** BEGIN MATERIAL PROVIDED **

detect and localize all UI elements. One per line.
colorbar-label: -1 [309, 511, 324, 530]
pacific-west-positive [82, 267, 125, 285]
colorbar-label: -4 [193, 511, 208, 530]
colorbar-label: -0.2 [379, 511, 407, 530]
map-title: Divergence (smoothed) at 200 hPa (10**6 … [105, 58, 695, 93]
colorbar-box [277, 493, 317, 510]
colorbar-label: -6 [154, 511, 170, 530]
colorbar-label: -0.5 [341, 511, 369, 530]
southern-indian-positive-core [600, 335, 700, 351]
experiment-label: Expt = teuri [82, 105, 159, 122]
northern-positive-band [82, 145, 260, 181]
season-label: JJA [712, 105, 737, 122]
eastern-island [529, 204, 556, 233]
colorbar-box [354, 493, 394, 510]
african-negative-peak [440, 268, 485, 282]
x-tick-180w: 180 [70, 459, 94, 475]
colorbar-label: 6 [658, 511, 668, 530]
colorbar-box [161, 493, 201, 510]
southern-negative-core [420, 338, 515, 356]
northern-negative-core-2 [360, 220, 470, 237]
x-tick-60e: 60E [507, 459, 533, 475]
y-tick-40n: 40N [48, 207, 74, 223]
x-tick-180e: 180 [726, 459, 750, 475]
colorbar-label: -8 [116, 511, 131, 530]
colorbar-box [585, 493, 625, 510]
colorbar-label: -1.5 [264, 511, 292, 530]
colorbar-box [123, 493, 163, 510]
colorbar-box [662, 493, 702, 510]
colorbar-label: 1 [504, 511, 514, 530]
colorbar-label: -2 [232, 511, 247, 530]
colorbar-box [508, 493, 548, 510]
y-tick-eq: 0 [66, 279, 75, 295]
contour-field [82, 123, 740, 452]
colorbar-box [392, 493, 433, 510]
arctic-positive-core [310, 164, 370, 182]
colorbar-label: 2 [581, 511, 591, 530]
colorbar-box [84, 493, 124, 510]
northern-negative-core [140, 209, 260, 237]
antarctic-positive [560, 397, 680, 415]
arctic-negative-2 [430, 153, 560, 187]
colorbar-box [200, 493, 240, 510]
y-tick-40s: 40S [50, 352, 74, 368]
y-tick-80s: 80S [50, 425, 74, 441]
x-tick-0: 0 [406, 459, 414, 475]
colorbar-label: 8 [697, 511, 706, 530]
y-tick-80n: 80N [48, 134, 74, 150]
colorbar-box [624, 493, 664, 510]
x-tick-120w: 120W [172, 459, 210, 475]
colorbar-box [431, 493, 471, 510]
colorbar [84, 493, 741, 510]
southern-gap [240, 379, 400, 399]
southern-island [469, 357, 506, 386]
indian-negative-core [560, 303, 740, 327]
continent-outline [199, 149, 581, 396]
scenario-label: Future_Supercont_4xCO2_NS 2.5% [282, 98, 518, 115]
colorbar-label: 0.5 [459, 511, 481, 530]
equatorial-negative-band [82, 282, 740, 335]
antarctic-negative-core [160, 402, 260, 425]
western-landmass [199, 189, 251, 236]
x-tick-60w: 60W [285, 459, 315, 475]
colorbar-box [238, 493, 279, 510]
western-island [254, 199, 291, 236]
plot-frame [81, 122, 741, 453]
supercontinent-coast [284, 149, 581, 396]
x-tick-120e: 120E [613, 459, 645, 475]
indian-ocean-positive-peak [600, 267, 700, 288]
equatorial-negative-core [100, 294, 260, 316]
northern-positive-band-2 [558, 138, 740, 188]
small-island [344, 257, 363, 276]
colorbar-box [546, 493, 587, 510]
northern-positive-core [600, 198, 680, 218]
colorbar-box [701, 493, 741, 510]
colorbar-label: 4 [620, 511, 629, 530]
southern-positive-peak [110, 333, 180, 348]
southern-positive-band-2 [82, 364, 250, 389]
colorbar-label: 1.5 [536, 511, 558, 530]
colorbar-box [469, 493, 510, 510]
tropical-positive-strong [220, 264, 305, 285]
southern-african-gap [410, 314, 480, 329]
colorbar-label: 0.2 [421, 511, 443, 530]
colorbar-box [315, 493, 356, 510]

** END MATERIAL PROVIDED **

▸ **WHAT THE TASK REQUIRES**
Copy word for word everything from the start of the rows down to the row containing "colorbar-box [277, 493, 317, 510]", including that row.

▸ **ANSWER**
detect and localize all UI elements. One per line.
colorbar-label: -1 [309, 511, 324, 530]
pacific-west-positive [82, 267, 125, 285]
colorbar-label: -4 [193, 511, 208, 530]
colorbar-label: -0.2 [379, 511, 407, 530]
map-title: Divergence (smoothed) at 200 hPa (10**6 … [105, 58, 695, 93]
colorbar-box [277, 493, 317, 510]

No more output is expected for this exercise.